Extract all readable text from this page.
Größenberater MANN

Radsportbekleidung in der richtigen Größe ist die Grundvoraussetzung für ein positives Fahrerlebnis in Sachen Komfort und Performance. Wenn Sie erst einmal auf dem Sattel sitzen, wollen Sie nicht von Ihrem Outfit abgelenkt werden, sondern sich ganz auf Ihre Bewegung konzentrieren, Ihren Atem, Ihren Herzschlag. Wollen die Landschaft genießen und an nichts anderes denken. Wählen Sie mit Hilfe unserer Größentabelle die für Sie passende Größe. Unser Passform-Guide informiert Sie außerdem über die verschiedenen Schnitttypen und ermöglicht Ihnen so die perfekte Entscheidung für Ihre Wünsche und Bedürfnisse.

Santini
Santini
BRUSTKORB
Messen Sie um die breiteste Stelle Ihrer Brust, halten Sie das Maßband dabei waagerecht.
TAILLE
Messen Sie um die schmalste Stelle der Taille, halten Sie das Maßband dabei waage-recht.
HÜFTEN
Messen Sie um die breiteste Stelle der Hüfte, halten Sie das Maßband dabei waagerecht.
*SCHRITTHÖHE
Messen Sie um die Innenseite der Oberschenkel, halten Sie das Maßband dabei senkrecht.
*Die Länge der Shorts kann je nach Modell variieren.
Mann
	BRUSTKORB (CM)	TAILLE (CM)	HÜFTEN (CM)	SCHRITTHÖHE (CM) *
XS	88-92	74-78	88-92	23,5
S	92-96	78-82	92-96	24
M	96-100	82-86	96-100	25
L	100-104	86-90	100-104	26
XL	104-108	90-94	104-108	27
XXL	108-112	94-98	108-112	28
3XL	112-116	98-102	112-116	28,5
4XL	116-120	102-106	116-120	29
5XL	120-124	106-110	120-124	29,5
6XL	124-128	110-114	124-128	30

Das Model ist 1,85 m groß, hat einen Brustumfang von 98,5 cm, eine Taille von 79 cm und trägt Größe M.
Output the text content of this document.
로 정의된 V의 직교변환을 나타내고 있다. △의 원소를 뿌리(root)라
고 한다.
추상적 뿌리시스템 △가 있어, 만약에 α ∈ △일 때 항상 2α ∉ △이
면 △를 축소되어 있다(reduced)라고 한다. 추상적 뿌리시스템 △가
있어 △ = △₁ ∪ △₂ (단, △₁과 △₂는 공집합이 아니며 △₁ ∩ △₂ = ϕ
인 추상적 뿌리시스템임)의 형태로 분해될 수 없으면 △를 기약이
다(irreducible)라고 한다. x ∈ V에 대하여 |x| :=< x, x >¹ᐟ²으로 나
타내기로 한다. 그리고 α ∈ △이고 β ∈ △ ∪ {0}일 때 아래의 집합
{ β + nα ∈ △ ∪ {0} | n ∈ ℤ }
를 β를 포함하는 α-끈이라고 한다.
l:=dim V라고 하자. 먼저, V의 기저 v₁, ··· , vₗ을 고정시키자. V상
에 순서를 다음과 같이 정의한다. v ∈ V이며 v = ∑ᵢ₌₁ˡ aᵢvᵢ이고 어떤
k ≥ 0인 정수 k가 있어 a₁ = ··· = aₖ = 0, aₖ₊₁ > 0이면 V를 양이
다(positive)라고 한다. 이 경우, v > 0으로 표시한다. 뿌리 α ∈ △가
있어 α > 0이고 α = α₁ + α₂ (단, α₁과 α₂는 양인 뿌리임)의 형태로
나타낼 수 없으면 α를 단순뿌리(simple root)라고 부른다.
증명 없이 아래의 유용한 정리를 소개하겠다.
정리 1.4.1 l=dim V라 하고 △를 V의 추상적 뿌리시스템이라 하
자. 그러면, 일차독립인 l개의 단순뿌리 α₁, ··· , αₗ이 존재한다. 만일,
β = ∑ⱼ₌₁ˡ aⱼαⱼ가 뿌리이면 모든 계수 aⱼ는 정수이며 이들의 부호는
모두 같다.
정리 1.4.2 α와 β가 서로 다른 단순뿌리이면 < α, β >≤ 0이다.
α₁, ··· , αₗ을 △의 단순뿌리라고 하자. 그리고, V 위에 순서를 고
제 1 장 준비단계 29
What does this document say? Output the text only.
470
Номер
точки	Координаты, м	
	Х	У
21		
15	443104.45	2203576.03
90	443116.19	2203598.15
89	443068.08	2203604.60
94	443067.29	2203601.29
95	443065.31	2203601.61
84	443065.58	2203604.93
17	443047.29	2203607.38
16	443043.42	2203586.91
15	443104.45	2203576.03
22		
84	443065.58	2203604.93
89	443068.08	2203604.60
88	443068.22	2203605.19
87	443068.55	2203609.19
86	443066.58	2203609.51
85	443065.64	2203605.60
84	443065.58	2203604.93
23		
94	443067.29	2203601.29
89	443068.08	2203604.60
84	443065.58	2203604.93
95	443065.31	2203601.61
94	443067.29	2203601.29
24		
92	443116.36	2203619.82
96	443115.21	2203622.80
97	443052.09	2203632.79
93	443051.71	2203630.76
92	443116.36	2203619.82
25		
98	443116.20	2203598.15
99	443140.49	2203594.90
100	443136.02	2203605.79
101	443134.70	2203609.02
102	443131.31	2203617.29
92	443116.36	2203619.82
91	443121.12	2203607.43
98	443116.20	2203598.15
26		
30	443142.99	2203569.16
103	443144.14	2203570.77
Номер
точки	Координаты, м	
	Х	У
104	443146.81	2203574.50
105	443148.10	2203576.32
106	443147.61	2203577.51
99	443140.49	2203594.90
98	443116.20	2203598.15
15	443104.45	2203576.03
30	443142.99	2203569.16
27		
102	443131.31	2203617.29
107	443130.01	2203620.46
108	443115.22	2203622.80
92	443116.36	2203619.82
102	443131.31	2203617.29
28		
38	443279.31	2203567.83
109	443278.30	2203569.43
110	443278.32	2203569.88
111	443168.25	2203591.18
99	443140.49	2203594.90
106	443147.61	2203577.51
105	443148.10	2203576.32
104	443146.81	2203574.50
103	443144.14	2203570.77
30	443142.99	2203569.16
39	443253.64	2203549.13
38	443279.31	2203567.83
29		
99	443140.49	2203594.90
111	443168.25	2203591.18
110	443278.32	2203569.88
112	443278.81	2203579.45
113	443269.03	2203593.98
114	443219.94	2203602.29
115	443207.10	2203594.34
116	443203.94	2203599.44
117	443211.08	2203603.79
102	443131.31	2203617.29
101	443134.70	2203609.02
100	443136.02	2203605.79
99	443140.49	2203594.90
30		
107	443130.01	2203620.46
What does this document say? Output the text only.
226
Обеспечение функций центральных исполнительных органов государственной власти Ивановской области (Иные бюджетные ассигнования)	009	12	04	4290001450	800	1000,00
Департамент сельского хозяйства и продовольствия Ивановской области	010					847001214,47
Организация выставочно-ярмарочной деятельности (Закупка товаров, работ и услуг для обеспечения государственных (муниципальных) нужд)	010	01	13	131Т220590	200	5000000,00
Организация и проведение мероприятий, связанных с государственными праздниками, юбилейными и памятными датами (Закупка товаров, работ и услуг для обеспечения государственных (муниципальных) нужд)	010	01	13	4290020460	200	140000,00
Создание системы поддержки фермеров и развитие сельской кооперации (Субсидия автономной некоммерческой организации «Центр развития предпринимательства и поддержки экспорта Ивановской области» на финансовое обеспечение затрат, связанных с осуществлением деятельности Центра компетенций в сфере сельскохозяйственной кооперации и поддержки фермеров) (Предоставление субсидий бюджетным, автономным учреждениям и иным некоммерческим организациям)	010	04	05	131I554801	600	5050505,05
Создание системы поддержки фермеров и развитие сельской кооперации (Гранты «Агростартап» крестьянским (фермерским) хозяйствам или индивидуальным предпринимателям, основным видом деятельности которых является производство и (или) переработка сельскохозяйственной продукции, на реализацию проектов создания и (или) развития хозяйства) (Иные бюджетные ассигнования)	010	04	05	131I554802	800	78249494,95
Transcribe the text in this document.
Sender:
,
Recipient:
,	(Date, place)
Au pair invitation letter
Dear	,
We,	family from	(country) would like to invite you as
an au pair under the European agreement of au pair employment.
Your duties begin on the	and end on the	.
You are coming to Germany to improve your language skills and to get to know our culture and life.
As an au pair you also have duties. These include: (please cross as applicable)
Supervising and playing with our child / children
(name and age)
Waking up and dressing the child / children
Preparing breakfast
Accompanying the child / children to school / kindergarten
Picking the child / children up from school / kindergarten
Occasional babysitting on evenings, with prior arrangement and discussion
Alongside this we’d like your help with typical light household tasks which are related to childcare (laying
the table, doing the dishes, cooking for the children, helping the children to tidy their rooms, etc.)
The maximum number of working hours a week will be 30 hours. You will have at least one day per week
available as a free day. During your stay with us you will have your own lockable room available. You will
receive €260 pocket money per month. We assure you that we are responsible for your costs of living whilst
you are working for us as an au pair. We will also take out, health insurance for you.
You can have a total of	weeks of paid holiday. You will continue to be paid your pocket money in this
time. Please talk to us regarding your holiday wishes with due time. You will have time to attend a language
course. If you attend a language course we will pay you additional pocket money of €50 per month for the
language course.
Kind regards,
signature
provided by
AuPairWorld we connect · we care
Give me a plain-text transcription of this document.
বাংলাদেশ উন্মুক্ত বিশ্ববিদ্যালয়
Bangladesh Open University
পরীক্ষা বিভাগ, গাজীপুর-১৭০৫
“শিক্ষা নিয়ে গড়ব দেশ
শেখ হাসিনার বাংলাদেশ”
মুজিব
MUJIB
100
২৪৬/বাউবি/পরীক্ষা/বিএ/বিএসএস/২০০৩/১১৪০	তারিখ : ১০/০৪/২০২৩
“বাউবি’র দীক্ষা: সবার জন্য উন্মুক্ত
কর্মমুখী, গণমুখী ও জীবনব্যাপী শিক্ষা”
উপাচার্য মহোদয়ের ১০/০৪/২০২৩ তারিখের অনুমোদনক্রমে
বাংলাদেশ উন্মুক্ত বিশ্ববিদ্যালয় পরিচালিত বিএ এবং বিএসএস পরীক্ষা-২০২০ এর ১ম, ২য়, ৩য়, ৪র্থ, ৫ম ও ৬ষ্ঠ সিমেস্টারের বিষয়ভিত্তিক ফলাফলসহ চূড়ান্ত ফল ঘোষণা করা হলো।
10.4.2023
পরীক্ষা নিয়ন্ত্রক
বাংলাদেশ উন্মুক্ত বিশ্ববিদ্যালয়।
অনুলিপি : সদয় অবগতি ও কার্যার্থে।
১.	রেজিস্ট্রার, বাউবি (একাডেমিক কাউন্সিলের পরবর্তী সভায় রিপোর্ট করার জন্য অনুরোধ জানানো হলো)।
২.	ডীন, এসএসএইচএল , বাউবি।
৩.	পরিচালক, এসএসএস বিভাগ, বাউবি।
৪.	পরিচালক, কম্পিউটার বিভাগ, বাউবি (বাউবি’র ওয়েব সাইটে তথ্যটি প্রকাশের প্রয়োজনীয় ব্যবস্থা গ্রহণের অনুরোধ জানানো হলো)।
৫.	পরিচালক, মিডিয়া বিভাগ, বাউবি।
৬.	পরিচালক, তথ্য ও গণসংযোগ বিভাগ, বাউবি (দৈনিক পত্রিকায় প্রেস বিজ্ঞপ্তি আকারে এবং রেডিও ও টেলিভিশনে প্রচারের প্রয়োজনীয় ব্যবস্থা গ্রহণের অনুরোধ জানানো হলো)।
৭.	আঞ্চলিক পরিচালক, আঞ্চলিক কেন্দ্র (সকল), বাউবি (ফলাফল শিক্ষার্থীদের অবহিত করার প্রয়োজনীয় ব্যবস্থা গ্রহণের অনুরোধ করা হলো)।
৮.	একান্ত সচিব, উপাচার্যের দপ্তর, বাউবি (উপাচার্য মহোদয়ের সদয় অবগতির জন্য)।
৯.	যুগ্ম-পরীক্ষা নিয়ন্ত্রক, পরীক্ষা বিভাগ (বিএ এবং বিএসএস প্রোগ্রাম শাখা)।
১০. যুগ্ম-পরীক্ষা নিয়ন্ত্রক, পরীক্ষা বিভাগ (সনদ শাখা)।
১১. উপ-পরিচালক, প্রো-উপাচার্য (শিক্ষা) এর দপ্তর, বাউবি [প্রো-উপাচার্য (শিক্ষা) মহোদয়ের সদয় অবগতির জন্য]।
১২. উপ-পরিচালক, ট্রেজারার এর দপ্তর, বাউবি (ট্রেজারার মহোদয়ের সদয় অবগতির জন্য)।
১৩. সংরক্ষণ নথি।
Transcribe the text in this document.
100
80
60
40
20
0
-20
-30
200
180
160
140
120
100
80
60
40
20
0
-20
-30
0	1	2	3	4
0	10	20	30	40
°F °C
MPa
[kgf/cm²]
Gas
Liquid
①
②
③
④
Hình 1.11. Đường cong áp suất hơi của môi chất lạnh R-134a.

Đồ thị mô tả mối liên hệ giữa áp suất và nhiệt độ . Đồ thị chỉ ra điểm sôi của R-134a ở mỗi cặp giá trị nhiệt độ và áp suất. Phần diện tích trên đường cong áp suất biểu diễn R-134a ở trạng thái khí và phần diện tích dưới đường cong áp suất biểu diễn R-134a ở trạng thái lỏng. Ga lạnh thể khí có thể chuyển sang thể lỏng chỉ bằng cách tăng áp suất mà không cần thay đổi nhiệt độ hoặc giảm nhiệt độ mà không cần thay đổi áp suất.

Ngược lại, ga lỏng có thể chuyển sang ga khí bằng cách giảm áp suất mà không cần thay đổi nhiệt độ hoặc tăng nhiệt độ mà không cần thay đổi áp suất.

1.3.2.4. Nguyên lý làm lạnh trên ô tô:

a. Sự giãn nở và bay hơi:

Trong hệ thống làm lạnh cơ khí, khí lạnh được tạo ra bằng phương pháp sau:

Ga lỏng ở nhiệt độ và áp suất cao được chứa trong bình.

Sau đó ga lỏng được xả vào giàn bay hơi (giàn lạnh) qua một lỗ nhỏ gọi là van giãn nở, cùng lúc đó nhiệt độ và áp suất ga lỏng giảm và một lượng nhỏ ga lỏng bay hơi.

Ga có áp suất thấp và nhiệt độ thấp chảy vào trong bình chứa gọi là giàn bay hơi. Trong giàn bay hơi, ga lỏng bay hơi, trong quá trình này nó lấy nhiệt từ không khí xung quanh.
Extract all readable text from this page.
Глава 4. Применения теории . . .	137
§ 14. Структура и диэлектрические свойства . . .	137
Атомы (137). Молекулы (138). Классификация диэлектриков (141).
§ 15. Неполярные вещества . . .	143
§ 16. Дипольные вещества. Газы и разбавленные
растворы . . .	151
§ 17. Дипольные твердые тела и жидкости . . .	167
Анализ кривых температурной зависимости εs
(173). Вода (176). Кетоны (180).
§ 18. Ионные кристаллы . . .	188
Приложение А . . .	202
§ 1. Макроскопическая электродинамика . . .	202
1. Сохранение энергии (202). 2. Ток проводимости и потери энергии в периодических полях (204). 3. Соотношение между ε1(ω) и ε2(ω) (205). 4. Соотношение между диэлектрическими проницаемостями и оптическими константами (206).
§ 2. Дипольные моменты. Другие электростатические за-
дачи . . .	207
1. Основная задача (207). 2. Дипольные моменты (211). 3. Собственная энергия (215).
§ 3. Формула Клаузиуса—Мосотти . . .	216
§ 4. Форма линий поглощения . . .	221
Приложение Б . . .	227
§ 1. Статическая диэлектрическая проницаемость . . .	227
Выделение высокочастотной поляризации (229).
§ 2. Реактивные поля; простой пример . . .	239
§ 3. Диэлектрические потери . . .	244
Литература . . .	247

SET EXERCISE:
Identify every line above with the string "chuyển" in it. Copy those lines.

IN RESPONSE:
Đồ thị mô tả mối liên hệ giữa áp suất và nhiệt độ . Đồ thị chỉ ra điểm sôi của R-134a ở mỗi cặp giá trị nhiệt độ và áp suất. Phần diện tích trên đường cong áp suất biểu diễn R-134a ở trạng thái khí và phần diện tích dưới đường cong áp suất biểu diễn R-134a ở trạng thái lỏng. Ga lạnh thể khí có thể chuyển sang thể lỏng chỉ bằng cách tăng áp suất mà không cần thay đổi nhiệt độ hoặc giảm nhiệt độ mà không cần thay đổi áp suất.
Ngược lại, ga lỏng có thể chuyển sang ga khí bằng cách giảm áp suất mà không cần thay đổi nhiệt độ hoặc tăng nhiệt độ mà không cần thay đổi áp suất.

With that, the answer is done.